Task description :: Exclude the pictures, then copy all remaining records exactly.

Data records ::
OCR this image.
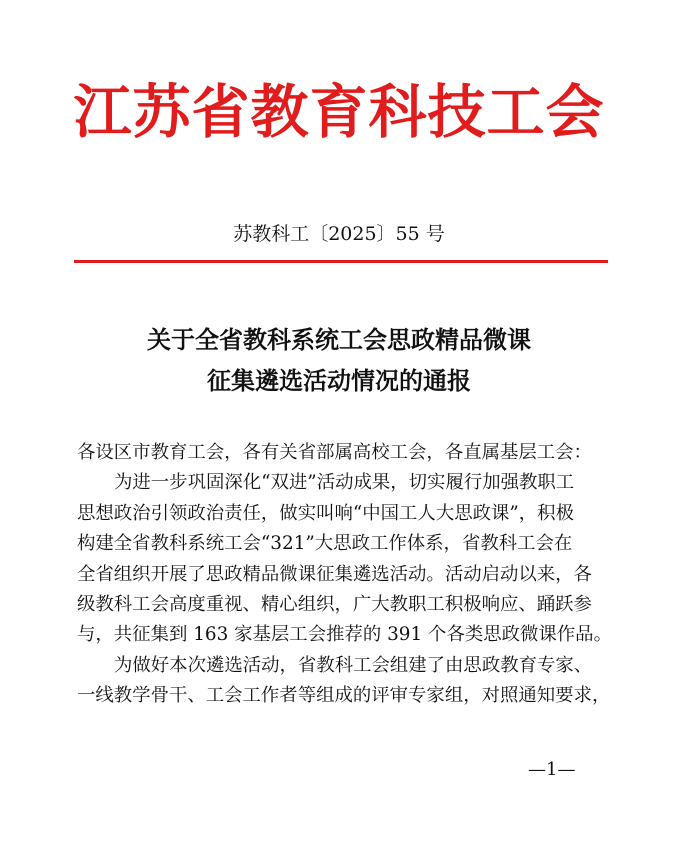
江苏省教育科技工会
苏教科工〔2025〕55 号
关于全省教科系统工会思政精品微课
征集遴选活动情况的通报

各设区市教育工会，各有关省部属高校工会，各直属基层工会：

为进一步巩固深化“双进”活动成果，切实履行加强教职工

思想政治引领政治责任，做实叫响“中国工人大思政课”，积极

构建全省教科系统工会“321”大思政工作体系，省教科工会在

全省组织开展了思政精品微课征集遴选活动。活动启动以来，各

级教科工会高度重视、精心组织，广大教职工积极响应、踊跃参

与，共征集到 163 家基层工会推荐的 391 个各类思政微课作品。

为做好本次遴选活动，省教科工会组建了由思政教育专家、

一线教学骨干、工会工作者等组成的评审专家组，对照通知要求，

—1—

Solution ::
OCR this image.
江苏省教育科技工会
苏教科工〔2025〕55 号
关于全省教科系统工会思政精品微课
征集遴选活动情况的通报

各设区市教育工会，各有关省部属高校工会，各直属基层工会：

为进一步巩固深化“双进”活动成果，切实履行加强教职工

思想政治引领政治责任，做实叫响“中国工人大思政课”，积极

构建全省教科系统工会“321”大思政工作体系，省教科工会在

全省组织开展了思政精品微课征集遴选活动。活动启动以来，各

级教科工会高度重视、精心组织，广大教职工积极响应、踊跃参

与，共征集到 163 家基层工会推荐的 391 个各类思政微课作品。

为做好本次遴选活动，省教科工会组建了由思政教育专家、

一线教学骨干、工会工作者等组成的评审专家组，对照通知要求，

—1—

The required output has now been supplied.